### Task objective
Output only the count of lines that contain "JSON".

### Task input
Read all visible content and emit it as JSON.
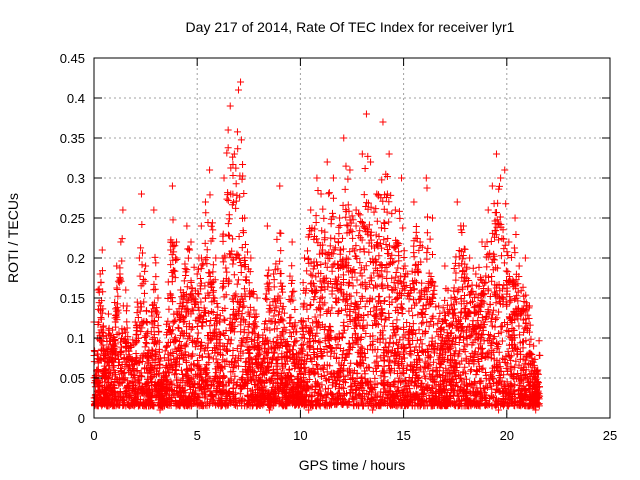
{
  "chart_data": {
    "type": "scatter",
    "title": "Day 217 of 2014, Rate Of TEC Index for receiver lyr1",
    "xlabel": "GPS time / hours",
    "ylabel": "ROTI / TECUs",
    "xlim": [
      0,
      25
    ],
    "ylim": [
      0,
      0.45
    ],
    "xticks": [
      0,
      5,
      10,
      15,
      20,
      25
    ],
    "xtick_labels": [
      "0",
      "5",
      "10",
      "15",
      "20",
      "25"
    ],
    "yticks": [
      0,
      0.05,
      0.1,
      0.15,
      0.2,
      0.25,
      0.3,
      0.35,
      0.4,
      0.45
    ],
    "ytick_labels": [
      "0",
      "0.05",
      "0.1",
      "0.15",
      "0.2",
      "0.25",
      "0.3",
      "0.35",
      "0.4",
      "0.45"
    ],
    "grid": true,
    "marker": "+",
    "series": [
      {
        "name": "ROTI",
        "color": "#ff0000",
        "points": [
          [
            0.0,
            0.12
          ],
          [
            0.1,
            0.05
          ],
          [
            0.2,
            0.16
          ],
          [
            0.3,
            0.18
          ],
          [
            0.4,
            0.21
          ],
          [
            0.5,
            0.08
          ],
          [
            0.7,
            0.13
          ],
          [
            0.9,
            0.11
          ],
          [
            1.1,
            0.19
          ],
          [
            1.3,
            0.22
          ],
          [
            1.4,
            0.26
          ],
          [
            1.6,
            0.14
          ],
          [
            1.8,
            0.09
          ],
          [
            2.0,
            0.12
          ],
          [
            2.2,
            0.2
          ],
          [
            2.3,
            0.28
          ],
          [
            2.5,
            0.19
          ],
          [
            2.7,
            0.06
          ],
          [
            2.9,
            0.26
          ],
          [
            3.1,
            0.15
          ],
          [
            3.3,
            0.04
          ],
          [
            3.6,
            0.17
          ],
          [
            3.8,
            0.29
          ],
          [
            4.0,
            0.22
          ],
          [
            4.2,
            0.16
          ],
          [
            4.5,
            0.24
          ],
          [
            4.7,
            0.22
          ],
          [
            5.0,
            0.18
          ],
          [
            5.2,
            0.24
          ],
          [
            5.4,
            0.27
          ],
          [
            5.6,
            0.31
          ],
          [
            5.9,
            0.2
          ],
          [
            6.1,
            0.12
          ],
          [
            6.3,
            0.3
          ],
          [
            6.5,
            0.36
          ],
          [
            6.6,
            0.39
          ],
          [
            6.8,
            0.33
          ],
          [
            7.0,
            0.41
          ],
          [
            7.1,
            0.42
          ],
          [
            7.3,
            0.25
          ],
          [
            7.6,
            0.2
          ],
          [
            7.9,
            0.15
          ],
          [
            8.1,
            0.07
          ],
          [
            8.4,
            0.24
          ],
          [
            8.7,
            0.18
          ],
          [
            9.0,
            0.29
          ],
          [
            9.3,
            0.11
          ],
          [
            9.6,
            0.22
          ],
          [
            9.9,
            0.08
          ],
          [
            10.2,
            0.2
          ],
          [
            10.5,
            0.26
          ],
          [
            10.8,
            0.3
          ],
          [
            11.0,
            0.28
          ],
          [
            11.3,
            0.32
          ],
          [
            11.6,
            0.3
          ],
          [
            11.9,
            0.25
          ],
          [
            12.1,
            0.35
          ],
          [
            12.4,
            0.31
          ],
          [
            12.7,
            0.26
          ],
          [
            13.0,
            0.33
          ],
          [
            13.2,
            0.38
          ],
          [
            13.4,
            0.32
          ],
          [
            13.7,
            0.28
          ],
          [
            14.0,
            0.37
          ],
          [
            14.3,
            0.33
          ],
          [
            14.6,
            0.26
          ],
          [
            14.9,
            0.3
          ],
          [
            15.2,
            0.18
          ],
          [
            15.5,
            0.27
          ],
          [
            15.8,
            0.22
          ],
          [
            16.1,
            0.3
          ],
          [
            16.4,
            0.25
          ],
          [
            16.7,
            0.14
          ],
          [
            17.0,
            0.19
          ],
          [
            17.3,
            0.15
          ],
          [
            17.6,
            0.27
          ],
          [
            17.9,
            0.24
          ],
          [
            18.2,
            0.2
          ],
          [
            18.5,
            0.18
          ],
          [
            18.8,
            0.22
          ],
          [
            19.1,
            0.26
          ],
          [
            19.3,
            0.29
          ],
          [
            19.5,
            0.33
          ],
          [
            19.7,
            0.3
          ],
          [
            19.9,
            0.31
          ],
          [
            20.1,
            0.22
          ],
          [
            20.4,
            0.25
          ],
          [
            20.6,
            0.19
          ],
          [
            20.9,
            0.2
          ],
          [
            21.1,
            0.14
          ],
          [
            21.3,
            0.09
          ],
          [
            21.5,
            0.06
          ],
          [
            0.3,
            0.03
          ],
          [
            0.8,
            0.04
          ],
          [
            1.5,
            0.03
          ],
          [
            2.4,
            0.02
          ],
          [
            3.2,
            0.01
          ],
          [
            4.1,
            0.03
          ],
          [
            5.5,
            0.02
          ],
          [
            6.4,
            0.04
          ],
          [
            7.7,
            0.03
          ],
          [
            8.5,
            0.01
          ],
          [
            9.4,
            0.02
          ],
          [
            10.4,
            0.01
          ],
          [
            11.5,
            0.03
          ],
          [
            12.5,
            0.04
          ],
          [
            13.5,
            0.01
          ],
          [
            14.5,
            0.02
          ],
          [
            15.6,
            0.03
          ],
          [
            16.5,
            0.02
          ],
          [
            17.5,
            0.04
          ],
          [
            18.6,
            0.03
          ],
          [
            19.6,
            0.01
          ],
          [
            20.5,
            0.02
          ],
          [
            21.4,
            0.01
          ]
        ]
      }
    ],
    "density_note_omitted": true
  }
}
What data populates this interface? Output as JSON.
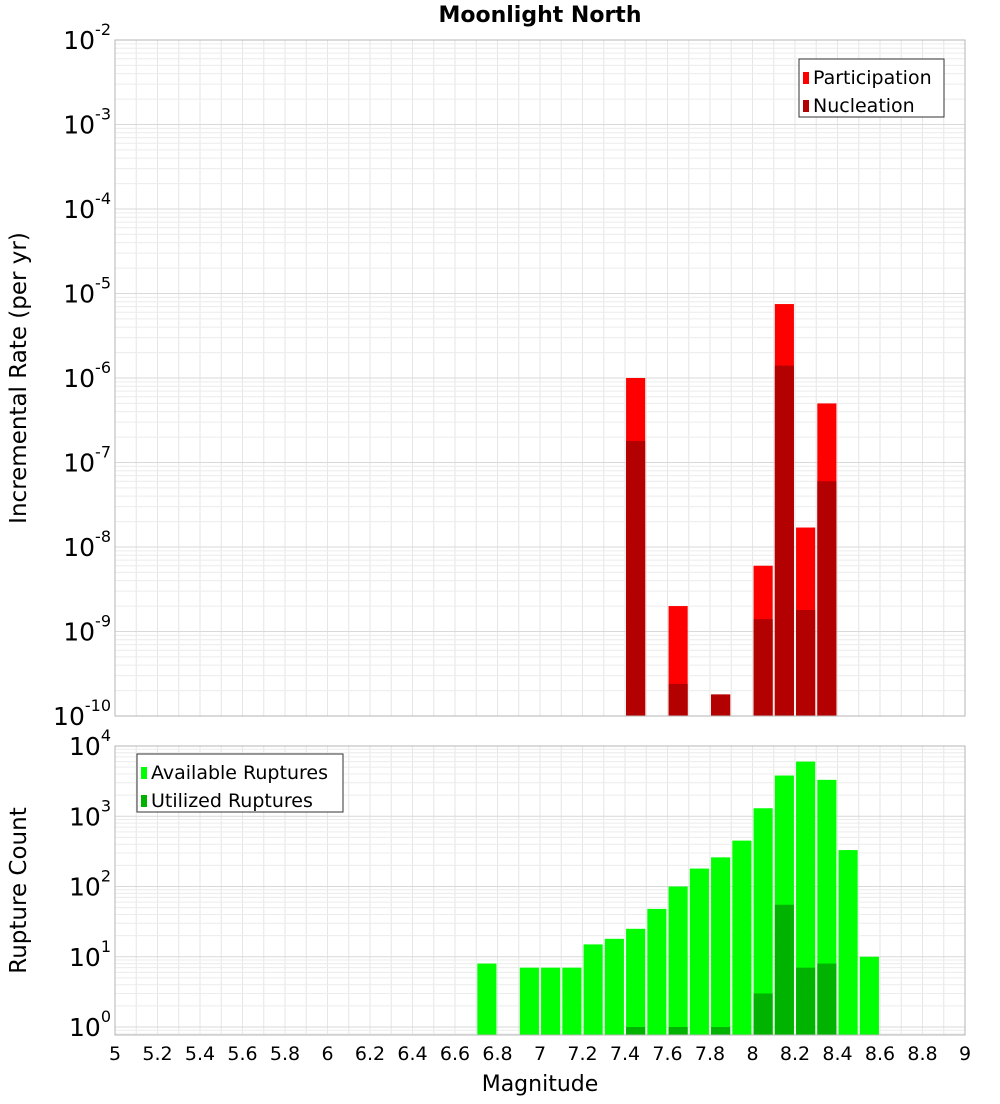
{
  "chart_data": [
    {
      "type": "bar",
      "title": "Moonlight North",
      "ylabel": "Incremental Rate (per yr)",
      "xlabel": "",
      "yscale": "log",
      "xlim": [
        5,
        9
      ],
      "ylim": [
        1e-10,
        0.01
      ],
      "ytick_exponents": [
        "-2",
        "-3",
        "-4",
        "-5",
        "-6",
        "-7",
        "-8",
        "-9",
        "-10"
      ],
      "ytick_base": "10",
      "grid": true,
      "legend_position": "top-right",
      "bar_width": 0.09,
      "series": [
        {
          "name": "Participation",
          "color": "#ff0000",
          "x": [
            7.45,
            7.65,
            7.85,
            8.05,
            8.15,
            8.25,
            8.35
          ],
          "values": [
            1e-06,
            2e-09,
            1.8e-10,
            6e-09,
            7.5e-06,
            1.7e-08,
            5e-07
          ]
        },
        {
          "name": "Nucleation",
          "color": "#b30000",
          "x": [
            7.45,
            7.65,
            7.85,
            8.05,
            8.15,
            8.25,
            8.35
          ],
          "values": [
            1.8e-07,
            2.4e-10,
            1.8e-10,
            1.4e-09,
            1.4e-06,
            1.8e-09,
            6e-08
          ]
        }
      ]
    },
    {
      "type": "bar",
      "title": "",
      "ylabel": "Rupture Count",
      "xlabel": "Magnitude",
      "yscale": "log",
      "xlim": [
        5,
        9
      ],
      "ylim": [
        0.77,
        10000
      ],
      "ytick_exponents": [
        "4",
        "3",
        "2",
        "1",
        "0"
      ],
      "ytick_base": "10",
      "xticks": [
        "5",
        "5.2",
        "5.4",
        "5.6",
        "5.8",
        "6",
        "6.2",
        "6.4",
        "6.6",
        "6.8",
        "7",
        "7.2",
        "7.4",
        "7.6",
        "7.8",
        "8",
        "8.2",
        "8.4",
        "8.6",
        "8.8",
        "9"
      ],
      "grid": true,
      "legend_position": "top-left",
      "bar_width": 0.09,
      "series": [
        {
          "name": "Available Ruptures",
          "color": "#00ff00",
          "x": [
            6.75,
            6.95,
            7.05,
            7.15,
            7.25,
            7.35,
            7.45,
            7.55,
            7.65,
            7.75,
            7.85,
            7.95,
            8.05,
            8.15,
            8.25,
            8.35,
            8.45,
            8.55
          ],
          "values": [
            8,
            7,
            7,
            7,
            15,
            18,
            25,
            48,
            100,
            180,
            260,
            450,
            1300,
            3800,
            6000,
            3300,
            330,
            10
          ]
        },
        {
          "name": "Utilized Ruptures",
          "color": "#00b300",
          "x": [
            7.45,
            7.65,
            7.85,
            8.05,
            8.15,
            8.25,
            8.35
          ],
          "values": [
            1,
            1,
            1,
            3,
            55,
            7,
            8
          ]
        }
      ]
    }
  ]
}
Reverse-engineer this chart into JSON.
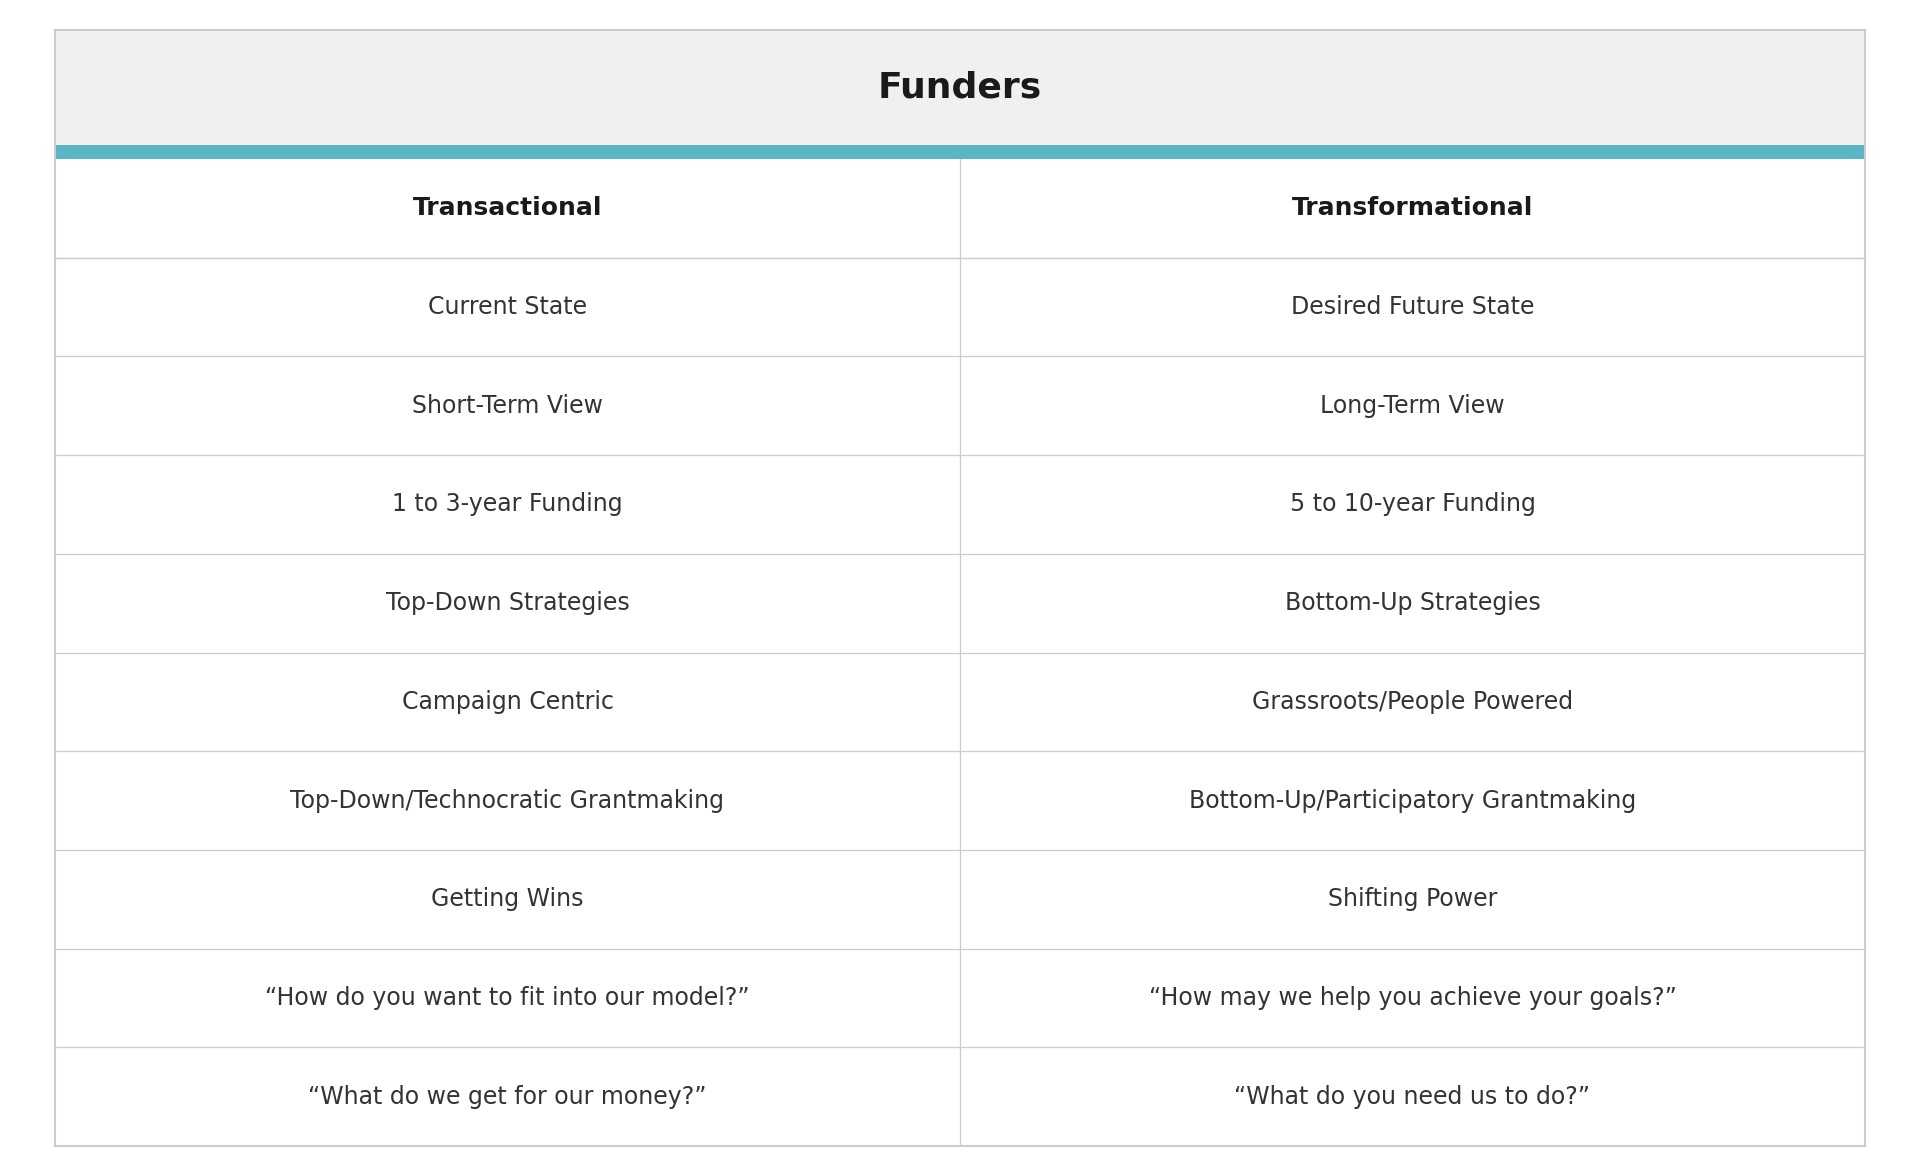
{
  "title": "Funders",
  "col1_header": "Transactional",
  "col2_header": "Transformational",
  "rows": [
    [
      "Current State",
      "Desired Future State"
    ],
    [
      "Short-Term View",
      "Long-Term View"
    ],
    [
      "1 to 3-year Funding",
      "5 to 10-year Funding"
    ],
    [
      "Top-Down Strategies",
      "Bottom-Up Strategies"
    ],
    [
      "Campaign Centric",
      "Grassroots/People Powered"
    ],
    [
      "Top-Down/Technocratic Grantmaking",
      "Bottom-Up/Participatory Grantmaking"
    ],
    [
      "Getting Wins",
      "Shifting Power"
    ],
    [
      "“How do you want to fit into our model?”",
      "“How may we help you achieve your goals?”"
    ],
    [
      "“What do we get for our money?”",
      "“What do you need us to do?”"
    ]
  ],
  "bg_color_title": "#f0f0f0",
  "bg_color_white": "#ffffff",
  "bg_color_outer": "#ffffff",
  "teal_bar_color": "#5ab5c5",
  "grid_line_color": "#cccccc",
  "title_color": "#1a1a1a",
  "header_text_color": "#1a1a1a",
  "body_text_color": "#333333",
  "outer_border_color": "#cccccc",
  "title_fontsize": 26,
  "header_fontsize": 18,
  "body_fontsize": 17
}
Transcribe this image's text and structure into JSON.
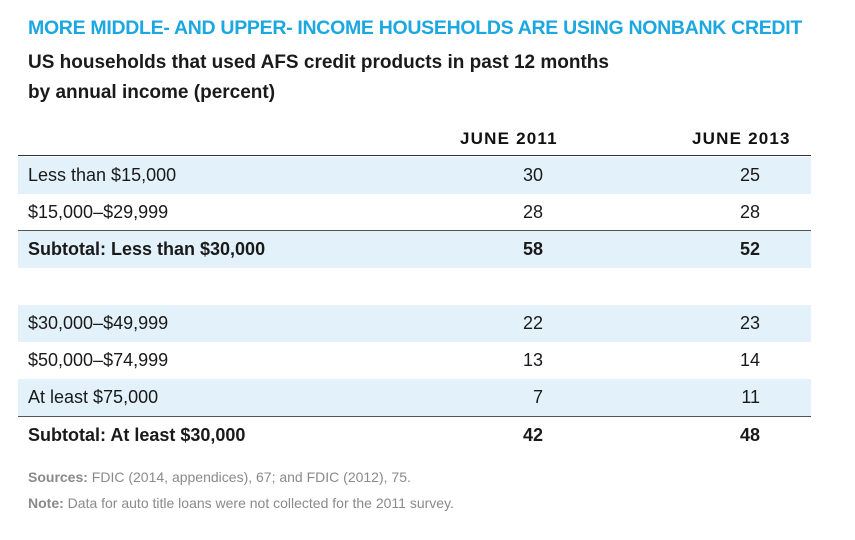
{
  "title": "MORE MIDDLE- AND UPPER- INCOME HOUSEHOLDS ARE USING NONBANK CREDIT",
  "subtitle_line1": "US households that used AFS credit products in past 12 months",
  "subtitle_line2": "by annual income (percent)",
  "chart_data": {
    "type": "table",
    "columns": [
      "JUNE 2011",
      "JUNE 2013"
    ],
    "rows": [
      {
        "label": "Less than $15,000",
        "june_2011": "30",
        "june_2013": "25"
      },
      {
        "label": "$15,000–$29,999",
        "june_2011": "28",
        "june_2013": "28"
      },
      {
        "label": "Subtotal: Less than $30,000",
        "june_2011": "58",
        "june_2013": "52"
      },
      {
        "label": "$30,000–$49,999",
        "june_2011": "22",
        "june_2013": "23"
      },
      {
        "label": "$50,000–$74,999",
        "june_2011": "13",
        "june_2013": "14"
      },
      {
        "label": "At least $75,000",
        "june_2011": "7",
        "june_2013": "11"
      },
      {
        "label": "Subtotal: At least $30,000",
        "june_2011": "42",
        "june_2013": "48"
      }
    ]
  },
  "sources_label": "Sources:",
  "sources_text": " FDIC (2014, appendices), 67; and FDIC (2012), 75.",
  "note_label": "Note:",
  "note_text": " Data for auto title loans were not collected for the 2011 survey.",
  "colors": {
    "title": "#1ba7e0",
    "row_shade": "#e3f2fa"
  }
}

### Answer to the task
4